**To do**
An exact copy of all the data is required, with pictures left out.

Stored data:
........

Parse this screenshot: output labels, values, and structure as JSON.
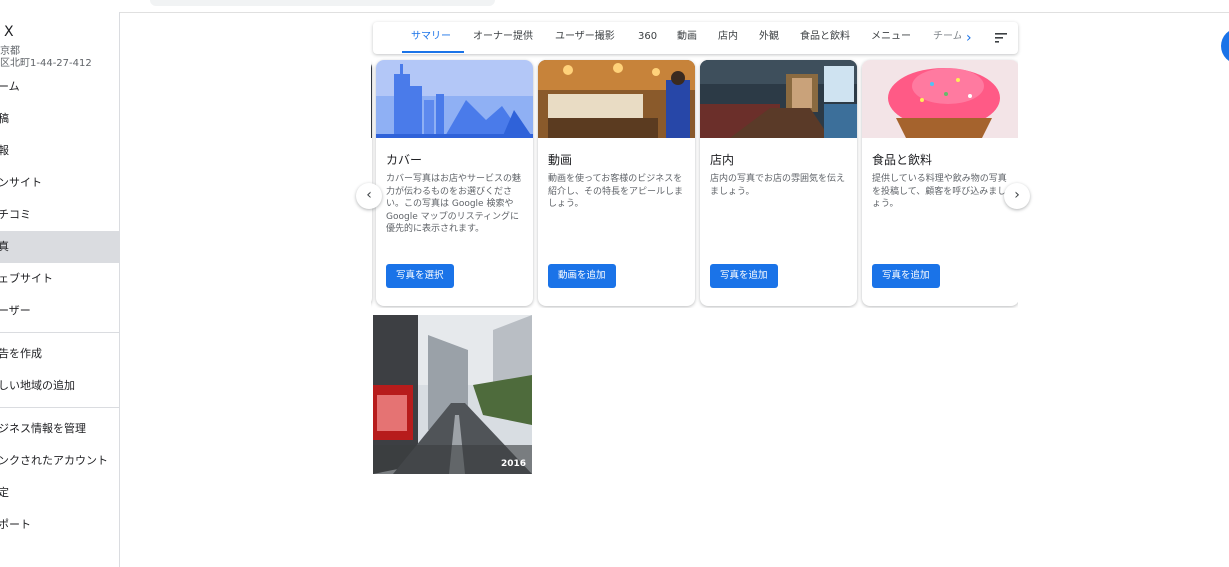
{
  "sidebar": {
    "business_name": "X",
    "address_line1": "京都",
    "address_line2": "区北町1-44-27-412",
    "items": [
      {
        "label": "ーム"
      },
      {
        "label": "稿"
      },
      {
        "label": "報"
      },
      {
        "label": "ンサイト"
      },
      {
        "label": "チコミ"
      },
      {
        "label": "真",
        "active": true
      },
      {
        "label": "ェブサイト"
      },
      {
        "label": "ーザー"
      }
    ],
    "items2": [
      {
        "label": "告を作成"
      },
      {
        "label": "しい地域の追加"
      }
    ],
    "items3": [
      {
        "label": "ジネス情報を管理"
      },
      {
        "label": "ンクされたアカウント"
      },
      {
        "label": "定"
      },
      {
        "label": "ポート"
      }
    ]
  },
  "tabs": [
    {
      "label": "サマリー",
      "active": true
    },
    {
      "label": "オーナー提供"
    },
    {
      "label": "ユーザー撮影"
    },
    {
      "label": "360"
    },
    {
      "label": "動画"
    },
    {
      "label": "店内"
    },
    {
      "label": "外観"
    },
    {
      "label": "食品と飲料"
    },
    {
      "label": "メニュー"
    },
    {
      "label": "チーム"
    }
  ],
  "cards": [
    {
      "title": "カバー",
      "desc": "カバー写真はお店やサービスの魅力が伝わるものをお選びください。この写真は Google 検索や Google マップのリスティングに優先的に表示されます。",
      "button": "写真を選択"
    },
    {
      "title": "動画",
      "desc": "動画を使ってお客様のビジネスを紹介し、その特長をアピールしましょう。",
      "button": "動画を追加"
    },
    {
      "title": "店内",
      "desc": "店内の写真でお店の雰囲気を伝えましょう。",
      "button": "写真を追加"
    },
    {
      "title": "食品と飲料",
      "desc": "提供している料理や飲み物の写真を投稿して、顧客を呼び込みましょう。",
      "button": "写真を追加"
    }
  ],
  "street_photo": {
    "year": "2016"
  },
  "colors": {
    "accent": "#1a73e8",
    "active_nav": "#dadce0"
  }
}
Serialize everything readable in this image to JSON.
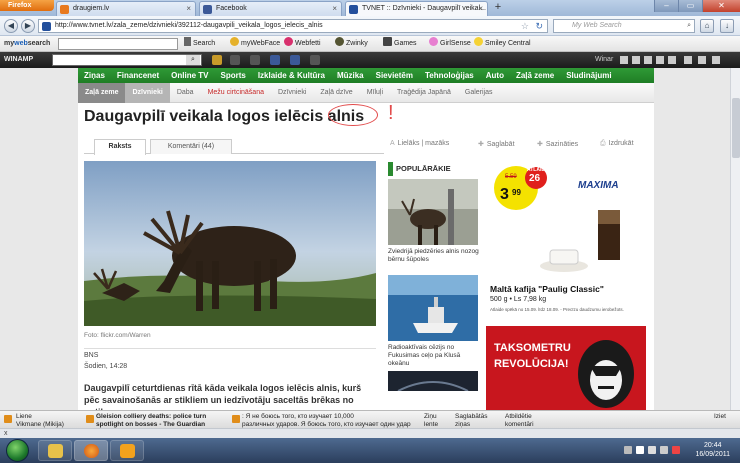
{
  "browser": {
    "button": "Firefox",
    "tabs": [
      {
        "label": "draugiem.lv",
        "color": "#e8791e"
      },
      {
        "label": "Facebook",
        "color": "#3b5998"
      },
      {
        "label": "TVNET :: Dzīvnieki - Daugavpilī veikal...",
        "color": "#234f9c"
      }
    ],
    "new_tab": "+",
    "url": "http://www.tvnet.lv/zala_zeme/dzivnieki/392112-daugavpili_veikala_logos_ielecis_alnis",
    "search_placeholder": "My Web Search"
  },
  "mws_toolbar": {
    "logo_a": "my",
    "logo_b": "web",
    "logo_c": "search",
    "search_button": "Search",
    "items": [
      "myWebFace",
      "Webfetti",
      "Zwinky",
      "Games",
      "GirlSense",
      "Smiley Central"
    ]
  },
  "winamp": {
    "logo": "WINAMP",
    "search_btn": "⌕",
    "winar": "Winar"
  },
  "site": {
    "nav": [
      "Ziņas",
      "Financenet",
      "Online TV",
      "Sports",
      "Izklaide & Kultūra",
      "Mūzika",
      "Sievietēm",
      "Tehnoloģijas",
      "Auto",
      "Zaļā zeme",
      "Sludinājumi"
    ],
    "subnav": [
      "Zaļā zeme",
      "Dzīvnieki",
      "Daba",
      "Mežu cirtcināšana",
      "Dzīvnieki",
      "Zaļā dzīve",
      "Mīluļi",
      "Traģēdija Japānā",
      "Galerijas"
    ],
    "headline": "Daugavpilī veikala logos ielēcis alnis",
    "headline_mark": "!",
    "tabs": {
      "article": "Raksts",
      "comments": "Komentāri (44)"
    },
    "tools": {
      "font": "Lielāks | mazāks",
      "save": "Saglabāt",
      "related": "Sazināties",
      "print": "Izdrukāt"
    },
    "photo_caption": "Foto: flickr.com/Warren",
    "source": "BNS",
    "date": "Šodien, 14:28",
    "lead": "Daugavpilī ceturtdienas rītā kāda veikala logos ielēcis alnis, kurš pēc savainošanās ar stikliem un iedzīvotāju saceltās brēkas no notikuma",
    "popular": {
      "title": "POPULĀRĀKIE RAKSTI",
      "items": [
        "Zviedrijā piedzēries alnis nozog bērnu šūpoles",
        "Radioaktīvais cēzijs no Fukusimas ceļo pa Klusā okeānu"
      ]
    },
    "ad_maxima": {
      "brand": "MAXIMA",
      "old_price": "5.59",
      "discount": "26",
      "discount_label": "ATLAIDE",
      "price_main": "3",
      "price_cents": "99",
      "product": "Maltā kafija \"Paulig Classic\"",
      "weight": "500 g • Ls 7,98 kg",
      "note": "Atlaide spēkā no 15.09. līdz 18.09. - Precīzu daudzumu ierobežots."
    },
    "ad_taxi": {
      "line1": "TAKSOMETRU",
      "line2": "REVOLŪCIJA!"
    }
  },
  "newsbar": [
    {
      "source": "Liene",
      "text": "Vikmane (Mikija)"
    },
    {
      "source": "Gleision colliery deaths: police turn",
      "text": "spotlight on bosses - The Guardian"
    },
    {
      "source": ": Я не боюсь того, кто изучает 10,000",
      "text": "различных ударов. Я боюсь того, кто изучает один удар"
    },
    {
      "source": "Ziņu",
      "text": "lente"
    },
    {
      "source": "Saglabātās",
      "text": "ziņas"
    },
    {
      "source": "Atbildētie",
      "text": "komentāri"
    },
    {
      "source": "Iziet",
      "text": ""
    }
  ],
  "status": "x",
  "clock": {
    "time": "20:44",
    "date": "16/09/2011"
  }
}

........

**Response to the task**
Parse this screenshot: output labels, values, and structure as JSON.
{
  "sidebar": {
    "business_name": "X",
    "address_line1": "京都",
    "address_line2": "区北町1-44-27-412",
    "items": [
      {
        "label": "ーム"
      },
      {
        "label": "稿"
      },
      {
        "label": "報"
      },
      {
        "label": "ンサイト"
      },
      {
        "label": "チコミ"
      },
      {
        "label": "真",
        "active": true
      },
      {
        "label": "ェブサイト"
      },
      {
        "label": "ーザー"
      }
    ],
    "items2": [
      {
        "label": "告を作成"
      },
      {
        "label": "しい地域の追加"
      }
    ],
    "items3": [
      {
        "label": "ジネス情報を管理"
      },
      {
        "label": "ンクされたアカウント"
      },
      {
        "label": "定"
      },
      {
        "label": "ポート"
      }
    ]
  },
  "tabs": [
    {
      "label": "サマリー",
      "active": true
    },
    {
      "label": "オーナー提供"
    },
    {
      "label": "ユーザー撮影"
    },
    {
      "label": "360"
    },
    {
      "label": "動画"
    },
    {
      "label": "店内"
    },
    {
      "label": "外観"
    },
    {
      "label": "食品と飲料"
    },
    {
      "label": "メニュー"
    },
    {
      "label": "チーム"
    }
  ],
  "cards": [
    {
      "title": "カバー",
      "desc": "カバー写真はお店やサービスの魅力が伝わるものをお選びください。この写真は Google 検索や Google マップのリスティングに優先的に表示されます。",
      "button": "写真を選択"
    },
    {
      "title": "動画",
      "desc": "動画を使ってお客様のビジネスを紹介し、その特長をアピールしましょう。",
      "button": "動画を追加"
    },
    {
      "title": "店内",
      "desc": "店内の写真でお店の雰囲気を伝えましょう。",
      "button": "写真を追加"
    },
    {
      "title": "食品と飲料",
      "desc": "提供している料理や飲み物の写真を投稿して、顧客を呼び込みましょう。",
      "button": "写真を追加"
    }
  ],
  "street_photo": {
    "year": "2016"
  },
  "colors": {
    "accent": "#1a73e8",
    "active_nav": "#dadce0"
  }
}
Serialize everything readable in this image to JSON.
{
  "browser": {
    "button": "Firefox",
    "tabs": [
      {
        "label": "draugiem.lv",
        "color": "#e8791e"
      },
      {
        "label": "Facebook",
        "color": "#3b5998"
      },
      {
        "label": "TVNET :: Dzīvnieki - Daugavpilī veikal...",
        "color": "#234f9c"
      }
    ],
    "new_tab": "+",
    "url": "http://www.tvnet.lv/zala_zeme/dzivnieki/392112-daugavpili_veikala_logos_ielecis_alnis",
    "search_placeholder": "My Web Search"
  },
  "mws_toolbar": {
    "logo_a": "my",
    "logo_b": "web",
    "logo_c": "search",
    "search_button": "Search",
    "items": [
      "myWebFace",
      "Webfetti",
      "Zwinky",
      "Games",
      "GirlSense",
      "Smiley Central"
    ]
  },
  "winamp": {
    "logo": "WINAMP",
    "search_btn": "⌕",
    "winar": "Winar"
  },
  "site": {
    "nav": [
      "Ziņas",
      "Financenet",
      "Online TV",
      "Sports",
      "Izklaide & Kultūra",
      "Mūzika",
      "Sievietēm",
      "Tehnoloģijas",
      "Auto",
      "Zaļā zeme",
      "Sludinājumi"
    ],
    "subnav": [
      "Zaļā zeme",
      "Dzīvnieki",
      "Daba",
      "Mežu cirtcināšana",
      "Dzīvnieki",
      "Zaļā dzīve",
      "Mīluļi",
      "Traģēdija Japānā",
      "Galerijas"
    ],
    "headline": "Daugavpilī veikala logos ielēcis alnis",
    "headline_mark": "!",
    "tabs": {
      "article": "Raksts",
      "comments": "Komentāri (44)"
    },
    "tools": {
      "font": "Lielāks | mazāks",
      "save": "Saglabāt",
      "related": "Sazināties",
      "print": "Izdrukāt"
    },
    "photo_caption": "Foto: flickr.com/Warren",
    "source": "BNS",
    "date": "Šodien, 14:28",
    "lead": "Daugavpilī ceturtdienas rītā kāda veikala logos ielēcis alnis, kurš pēc savainošanās ar stikliem un iedzīvotāju saceltās brēkas no notikuma",
    "popular": {
      "title": "POPULĀRĀKIE RAKSTI",
      "items": [
        "Zviedrijā piedzēries alnis nozog bērnu šūpoles",
        "Radioaktīvais cēzijs no Fukusimas ceļo pa Klusā okeānu"
      ]
    },
    "ad_maxima": {
      "brand": "MAXIMA",
      "old_price": "5.59",
      "discount": "26",
      "discount_label": "ATLAIDE",
      "price_main": "3",
      "price_cents": "99",
      "product": "Maltā kafija \"Paulig Classic\"",
      "weight": "500 g • Ls 7,98 kg",
      "note": "Atlaide spēkā no 15.09. līdz 18.09. - Precīzu daudzumu ierobežots."
    },
    "ad_taxi": {
      "line1": "TAKSOMETRU",
      "line2": "REVOLŪCIJA!"
    }
  },
  "newsbar": [
    {
      "source": "Liene",
      "text": "Vikmane (Mikija)"
    },
    {
      "source": "Gleision colliery deaths: police turn",
      "text": "spotlight on bosses - The Guardian"
    },
    {
      "source": ": Я не боюсь того, кто изучает 10,000",
      "text": "различных ударов. Я боюсь того, кто изучает один удар"
    },
    {
      "source": "Ziņu",
      "text": "lente"
    },
    {
      "source": "Saglabātās",
      "text": "ziņas"
    },
    {
      "source": "Atbildētie",
      "text": "komentāri"
    },
    {
      "source": "Iziet",
      "text": ""
    }
  ],
  "status": "x",
  "clock": {
    "time": "20:44",
    "date": "16/09/2011"
  }
}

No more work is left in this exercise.